▶ _EXERCISE INSTRUCTIONS_:
Count every line that has the word "start" in it; give no more than the number.

(Extracted data entries)

• • • • • • •

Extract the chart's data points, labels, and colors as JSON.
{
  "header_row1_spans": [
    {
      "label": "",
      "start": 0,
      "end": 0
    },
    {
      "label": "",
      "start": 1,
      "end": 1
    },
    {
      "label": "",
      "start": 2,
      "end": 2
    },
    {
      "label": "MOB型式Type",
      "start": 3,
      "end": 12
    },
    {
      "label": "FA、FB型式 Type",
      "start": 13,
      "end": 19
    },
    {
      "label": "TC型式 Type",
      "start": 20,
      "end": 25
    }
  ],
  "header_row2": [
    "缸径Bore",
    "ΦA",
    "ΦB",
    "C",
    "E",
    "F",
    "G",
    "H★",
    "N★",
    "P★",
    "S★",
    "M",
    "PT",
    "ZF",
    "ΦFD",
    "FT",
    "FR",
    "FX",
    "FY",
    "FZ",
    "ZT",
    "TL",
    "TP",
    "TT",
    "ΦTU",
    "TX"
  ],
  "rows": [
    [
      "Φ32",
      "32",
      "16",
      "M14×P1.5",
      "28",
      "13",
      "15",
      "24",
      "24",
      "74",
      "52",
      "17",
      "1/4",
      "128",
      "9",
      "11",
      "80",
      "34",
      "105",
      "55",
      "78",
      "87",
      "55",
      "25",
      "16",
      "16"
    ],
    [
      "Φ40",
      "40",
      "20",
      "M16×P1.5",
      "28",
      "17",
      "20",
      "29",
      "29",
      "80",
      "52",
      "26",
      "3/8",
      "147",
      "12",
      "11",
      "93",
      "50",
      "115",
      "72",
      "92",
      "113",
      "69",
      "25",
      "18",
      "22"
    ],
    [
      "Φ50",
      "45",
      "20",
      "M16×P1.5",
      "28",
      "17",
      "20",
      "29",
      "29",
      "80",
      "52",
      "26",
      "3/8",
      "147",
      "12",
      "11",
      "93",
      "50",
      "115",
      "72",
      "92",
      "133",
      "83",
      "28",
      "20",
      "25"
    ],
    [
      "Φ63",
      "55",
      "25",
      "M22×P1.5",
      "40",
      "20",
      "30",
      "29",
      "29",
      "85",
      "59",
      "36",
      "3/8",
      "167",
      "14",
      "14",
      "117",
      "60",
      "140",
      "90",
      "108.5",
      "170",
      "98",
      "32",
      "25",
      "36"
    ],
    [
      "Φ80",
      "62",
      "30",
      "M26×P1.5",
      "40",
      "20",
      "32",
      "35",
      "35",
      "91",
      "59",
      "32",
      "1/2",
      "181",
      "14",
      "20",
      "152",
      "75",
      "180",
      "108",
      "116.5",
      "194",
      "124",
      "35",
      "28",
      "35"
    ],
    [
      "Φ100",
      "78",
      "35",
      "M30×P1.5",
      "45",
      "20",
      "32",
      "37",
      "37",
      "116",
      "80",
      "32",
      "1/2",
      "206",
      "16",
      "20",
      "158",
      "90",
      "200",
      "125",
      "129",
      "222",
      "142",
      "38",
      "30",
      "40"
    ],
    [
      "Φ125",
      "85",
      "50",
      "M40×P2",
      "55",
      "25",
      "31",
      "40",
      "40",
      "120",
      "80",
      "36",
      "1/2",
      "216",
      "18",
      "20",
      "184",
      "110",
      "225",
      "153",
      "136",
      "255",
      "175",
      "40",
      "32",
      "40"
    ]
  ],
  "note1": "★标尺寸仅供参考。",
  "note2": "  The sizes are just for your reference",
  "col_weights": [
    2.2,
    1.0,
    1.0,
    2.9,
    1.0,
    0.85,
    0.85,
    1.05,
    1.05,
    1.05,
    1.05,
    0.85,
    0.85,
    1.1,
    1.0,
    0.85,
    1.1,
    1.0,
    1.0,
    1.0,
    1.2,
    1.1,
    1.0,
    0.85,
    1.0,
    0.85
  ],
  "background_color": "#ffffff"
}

• • • • • • •

▶ _ANSWER FOR THIS EXERCISE_:
6